Saved entries
===

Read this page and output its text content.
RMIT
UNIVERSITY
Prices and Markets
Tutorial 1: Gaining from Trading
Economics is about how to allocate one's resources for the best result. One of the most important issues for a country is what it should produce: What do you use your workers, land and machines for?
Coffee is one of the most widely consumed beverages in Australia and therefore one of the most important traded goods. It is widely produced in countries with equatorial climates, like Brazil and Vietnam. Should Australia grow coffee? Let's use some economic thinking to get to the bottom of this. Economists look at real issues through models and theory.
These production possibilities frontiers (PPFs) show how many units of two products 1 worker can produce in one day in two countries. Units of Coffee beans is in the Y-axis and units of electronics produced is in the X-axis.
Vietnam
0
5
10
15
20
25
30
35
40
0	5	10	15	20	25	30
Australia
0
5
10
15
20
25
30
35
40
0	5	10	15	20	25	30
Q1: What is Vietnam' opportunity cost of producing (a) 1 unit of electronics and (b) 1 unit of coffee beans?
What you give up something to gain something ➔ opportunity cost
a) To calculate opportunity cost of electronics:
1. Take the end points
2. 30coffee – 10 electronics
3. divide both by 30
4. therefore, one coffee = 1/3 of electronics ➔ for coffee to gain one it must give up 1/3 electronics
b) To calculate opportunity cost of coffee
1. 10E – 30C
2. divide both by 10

===

* _Exercise requirements_:
Your task is to quote the listing above word for word.

* _Reply_:
Read this page and output its text content.
RMIT
UNIVERSITY
Prices and Markets
Tutorial 1: Gaining from Trading
Economics is about how to allocate one's resources for the best result. One of the most important issues for a country is what it should produce: What do you use your workers, land and machines for?
Coffee is one of the most widely consumed beverages in Australia and therefore one of the most important traded goods. It is widely produced in countries with equatorial climates, like Brazil and Vietnam. Should Australia grow coffee? Let's use some economic thinking to get to the bottom of this. Economists look at real issues through models and theory.
These production possibilities frontiers (PPFs) show how many units of two products 1 worker can produce in one day in two countries. Units of Coffee beans is in the Y-axis and units of electronics produced is in the X-axis.
Vietnam
0
5
10
15
20
25
30
35
40
0	5	10	15	20	25	30
Australia
0
5
10
15
20
25
30
35
40
0	5	10	15	20	25	30
Q1: What is Vietnam' opportunity cost of producing (a) 1 unit of electronics and (b) 1 unit of coffee beans?
What you give up something to gain something ➔ opportunity cost
a) To calculate opportunity cost of electronics:
1. Take the end points
2. 30coffee – 10 electronics
3. divide both by 30
4. therefore, one coffee = 1/3 of electronics ➔ for coffee to gain one it must give up 1/3 electronics
b) To calculate opportunity cost of coffee
1. 10E – 30C
2. divide both by 10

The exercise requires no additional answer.